Task goal :: Rewrite each line of the records below as a row of a Markdown table, skipping blank lines. Use a column named "No." for the row number and a column named "Record line" for the line itself.

Dataset extract ::
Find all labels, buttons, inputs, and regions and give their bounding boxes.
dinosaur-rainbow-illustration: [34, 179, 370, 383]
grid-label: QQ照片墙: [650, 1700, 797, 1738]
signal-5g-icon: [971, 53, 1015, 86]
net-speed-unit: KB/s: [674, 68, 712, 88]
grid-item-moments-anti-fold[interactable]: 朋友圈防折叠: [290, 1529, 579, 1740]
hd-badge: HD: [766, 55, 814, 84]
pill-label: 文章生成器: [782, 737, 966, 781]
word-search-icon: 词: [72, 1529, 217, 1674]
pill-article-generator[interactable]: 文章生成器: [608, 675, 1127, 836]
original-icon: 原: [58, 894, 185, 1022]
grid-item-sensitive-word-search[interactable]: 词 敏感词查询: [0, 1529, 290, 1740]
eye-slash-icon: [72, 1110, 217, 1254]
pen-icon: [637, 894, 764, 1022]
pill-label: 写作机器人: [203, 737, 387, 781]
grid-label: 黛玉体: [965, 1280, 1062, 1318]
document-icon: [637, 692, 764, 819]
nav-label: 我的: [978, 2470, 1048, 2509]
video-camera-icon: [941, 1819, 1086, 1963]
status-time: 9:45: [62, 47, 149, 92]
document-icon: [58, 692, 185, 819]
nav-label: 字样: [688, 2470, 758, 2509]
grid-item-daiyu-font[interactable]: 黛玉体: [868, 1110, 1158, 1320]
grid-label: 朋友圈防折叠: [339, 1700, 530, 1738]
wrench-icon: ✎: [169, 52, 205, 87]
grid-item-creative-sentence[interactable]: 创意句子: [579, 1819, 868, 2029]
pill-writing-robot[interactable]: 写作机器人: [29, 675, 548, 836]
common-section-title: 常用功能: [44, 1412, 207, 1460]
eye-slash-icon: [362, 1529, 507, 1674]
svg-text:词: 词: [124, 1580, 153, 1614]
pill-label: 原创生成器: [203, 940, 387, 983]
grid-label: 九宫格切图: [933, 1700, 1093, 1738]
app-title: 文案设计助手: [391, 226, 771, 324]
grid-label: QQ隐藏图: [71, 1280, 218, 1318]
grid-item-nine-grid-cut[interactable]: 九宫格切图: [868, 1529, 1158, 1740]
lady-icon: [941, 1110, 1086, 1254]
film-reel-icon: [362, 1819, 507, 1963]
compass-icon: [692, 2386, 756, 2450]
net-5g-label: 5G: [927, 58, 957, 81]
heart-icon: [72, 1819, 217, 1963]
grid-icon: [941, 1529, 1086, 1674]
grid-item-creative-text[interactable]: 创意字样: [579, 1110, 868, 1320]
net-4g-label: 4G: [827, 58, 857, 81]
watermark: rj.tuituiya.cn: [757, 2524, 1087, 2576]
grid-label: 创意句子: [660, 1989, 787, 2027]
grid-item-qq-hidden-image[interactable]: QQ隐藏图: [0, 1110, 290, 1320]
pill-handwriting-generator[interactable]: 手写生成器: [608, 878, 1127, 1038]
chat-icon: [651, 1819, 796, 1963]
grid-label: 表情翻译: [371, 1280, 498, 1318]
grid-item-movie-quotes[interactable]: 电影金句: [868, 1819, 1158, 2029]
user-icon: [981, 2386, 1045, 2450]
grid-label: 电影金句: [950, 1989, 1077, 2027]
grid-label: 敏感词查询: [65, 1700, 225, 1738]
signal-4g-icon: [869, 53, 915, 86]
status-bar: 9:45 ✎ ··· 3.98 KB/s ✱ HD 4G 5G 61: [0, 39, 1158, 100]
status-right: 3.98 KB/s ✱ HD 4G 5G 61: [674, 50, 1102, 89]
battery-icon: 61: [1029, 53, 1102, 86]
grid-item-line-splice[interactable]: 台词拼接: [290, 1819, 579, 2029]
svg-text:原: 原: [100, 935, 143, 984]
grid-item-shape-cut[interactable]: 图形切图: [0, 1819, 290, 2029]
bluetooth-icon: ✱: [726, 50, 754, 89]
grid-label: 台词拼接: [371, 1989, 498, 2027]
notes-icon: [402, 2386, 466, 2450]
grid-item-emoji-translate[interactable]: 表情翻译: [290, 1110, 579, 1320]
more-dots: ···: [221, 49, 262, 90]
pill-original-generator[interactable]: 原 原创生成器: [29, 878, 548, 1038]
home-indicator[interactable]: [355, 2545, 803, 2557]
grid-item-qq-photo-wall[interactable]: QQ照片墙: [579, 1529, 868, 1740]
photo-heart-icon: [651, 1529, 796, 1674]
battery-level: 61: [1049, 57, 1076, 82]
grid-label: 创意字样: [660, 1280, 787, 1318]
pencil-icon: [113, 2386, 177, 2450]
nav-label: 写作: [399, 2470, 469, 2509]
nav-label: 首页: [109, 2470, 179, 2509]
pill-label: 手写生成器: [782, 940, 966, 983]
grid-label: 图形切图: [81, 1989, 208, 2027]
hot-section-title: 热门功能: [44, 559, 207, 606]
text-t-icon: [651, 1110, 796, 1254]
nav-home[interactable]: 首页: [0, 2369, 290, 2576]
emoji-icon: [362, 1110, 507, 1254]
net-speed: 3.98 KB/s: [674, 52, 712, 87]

Task solution ::
| No. | Record line |
|---|---|
| 1 | Find all labels, buttons, inputs, and regions and give their bounding boxes. |
| 2 | dinosaur-rainbow-illustration: [34, 179, 370, 383] |
| 3 | grid-label: QQ照片墙: [650, 1700, 797, 1738] |
| 4 | signal-5g-icon: [971, 53, 1015, 86] |
| 5 | net-speed-unit: KB/s: [674, 68, 712, 88] |
| 6 | grid-item-moments-anti-fold[interactable]: 朋友圈防折叠: [290, 1529, 579, 1740] |
| 7 | hd-badge: HD: [766, 55, 814, 84] |
| 8 | pill-label: 文章生成器: [782, 737, 966, 781] |
| 9 | word-search-icon: 词: [72, 1529, 217, 1674] |
| 10 | pill-article-generator[interactable]: 文章生成器: [608, 675, 1127, 836] |
| 11 | original-icon: 原: [58, 894, 185, 1022] |
| 12 | grid-item-sensitive-word-search[interactable]: 词 敏感词查询: [0, 1529, 290, 1740] |
| 13 | eye-slash-icon: [72, 1110, 217, 1254] |
| 14 | pen-icon: [637, 894, 764, 1022] |
| 15 | pill-label: 写作机器人: [203, 737, 387, 781] |
| 16 | grid-label: 黛玉体: [965, 1280, 1062, 1318] |
| 17 | document-icon: [637, 692, 764, 819] |
| 18 | nav-label: 我的: [978, 2470, 1048, 2509] |
| 19 | video-camera-icon: [941, 1819, 1086, 1963] |
| 20 | status-time: 9:45: [62, 47, 149, 92] |
| 21 | document-icon: [58, 692, 185, 819] |
| 22 | nav-label: 字样: [688, 2470, 758, 2509] |
| 23 | grid-item-daiyu-font[interactable]: 黛玉体: [868, 1110, 1158, 1320] |
| 24 | grid-label: 朋友圈防折叠: [339, 1700, 530, 1738] |
| 25 | wrench-icon: ✎: [169, 52, 205, 87] |
| 26 | grid-item-creative-sentence[interactable]: 创意句子: [579, 1819, 868, 2029] |
| 27 | pill-writing-robot[interactable]: 写作机器人: [29, 675, 548, 836] |
| 28 | common-section-title: 常用功能: [44, 1412, 207, 1460] |
| 29 | eye-slash-icon: [362, 1529, 507, 1674] |
| 30 | svg-text:词: 词: [124, 1580, 153, 1614] |
| 31 | pill-label: 原创生成器: [203, 940, 387, 983] |
| 32 | grid-label: 九宫格切图: [933, 1700, 1093, 1738] |
| 33 | app-title: 文案设计助手: [391, 226, 771, 324] |
| 34 | grid-label: QQ隐藏图: [71, 1280, 218, 1318] |
| 35 | grid-item-nine-grid-cut[interactable]: 九宫格切图: [868, 1529, 1158, 1740] |
| 36 | lady-icon: [941, 1110, 1086, 1254] |
| 37 | film-reel-icon: [362, 1819, 507, 1963] |
| 38 | compass-icon: [692, 2386, 756, 2450] |
| 39 | net-5g-label: 5G: [927, 58, 957, 81] |
| 40 | heart-icon: [72, 1819, 217, 1963] |
| 41 | grid-icon: [941, 1529, 1086, 1674] |
| 42 | grid-item-creative-text[interactable]: 创意字样: [579, 1110, 868, 1320] |
| 43 | net-4g-label: 4G: [827, 58, 857, 81] |
| 44 | watermark: rj.tuituiya.cn: [757, 2524, 1087, 2576] |
| 45 | grid-label: 创意句子: [660, 1989, 787, 2027] |
| 46 | grid-item-qq-hidden-image[interactable]: QQ隐藏图: [0, 1110, 290, 1320] |
| 47 | pill-handwriting-generator[interactable]: 手写生成器: [608, 878, 1127, 1038] |
| 48 | chat-icon: [651, 1819, 796, 1963] |
| 49 | grid-label: 表情翻译: [371, 1280, 498, 1318] |
| 50 | grid-item-movie-quotes[interactable]: 电影金句: [868, 1819, 1158, 2029] |
| 51 | user-icon: [981, 2386, 1045, 2450] |
| 52 | grid-label: 电影金句: [950, 1989, 1077, 2027] |
| 53 | grid-label: 敏感词查询: [65, 1700, 225, 1738] |
| 54 | signal-4g-icon: [869, 53, 915, 86] |
| 55 | status-bar: 9:45 ✎ ··· 3.98 KB/s ✱ HD 4G 5G 61: [0, 39, 1158, 100] |
| 56 | status-right: 3.98 KB/s ✱ HD 4G 5G 61: [674, 50, 1102, 89] |
| 57 | battery-icon: 61: [1029, 53, 1102, 86] |
| 58 | grid-item-line-splice[interactable]: 台词拼接: [290, 1819, 579, 2029] |
| 59 | svg-text:原: 原: [100, 935, 143, 984] |
| 60 | grid-item-shape-cut[interactable]: 图形切图: [0, 1819, 290, 2029] |
| 61 | bluetooth-icon: ✱: [726, 50, 754, 89] |
| 62 | grid-label: 台词拼接: [371, 1989, 498, 2027] |
| 63 | notes-icon: [402, 2386, 466, 2450] |
| 64 | grid-item-emoji-translate[interactable]: 表情翻译: [290, 1110, 579, 1320] |
| 65 | more-dots: ···: [221, 49, 262, 90] |
| 66 | pill-original-generator[interactable]: 原 原创生成器: [29, 878, 548, 1038] |
| 67 | home-indicator[interactable]: [355, 2545, 803, 2557] |
| 68 | grid-item-qq-photo-wall[interactable]: QQ照片墙: [579, 1529, 868, 1740] |
| 69 | photo-heart-icon: [651, 1529, 796, 1674] |
| 70 | battery-level: 61: [1049, 57, 1076, 82] |
| 71 | grid-label: 创意字样: [660, 1280, 787, 1318] |
| 72 | pencil-icon: [113, 2386, 177, 2450] |
| 73 | nav-label: 写作: [399, 2470, 469, 2509] |
| 74 | nav-label: 首页: [109, 2470, 179, 2509] |
| 75 | pill-label: 手写生成器: [782, 940, 966, 983] |
| 76 | grid-label: 图形切图: [81, 1989, 208, 2027] |
| 77 | hot-section-title: 热门功能: [44, 559, 207, 606] |
| 78 | text-t-icon: [651, 1110, 796, 1254] |
| 79 | nav-home[interactable]: 首页: [0, 2369, 290, 2576] |
| 80 | emoji-icon: [362, 1110, 507, 1254] |
| 81 | net-speed: 3.98 KB/s: [674, 52, 712, 87] |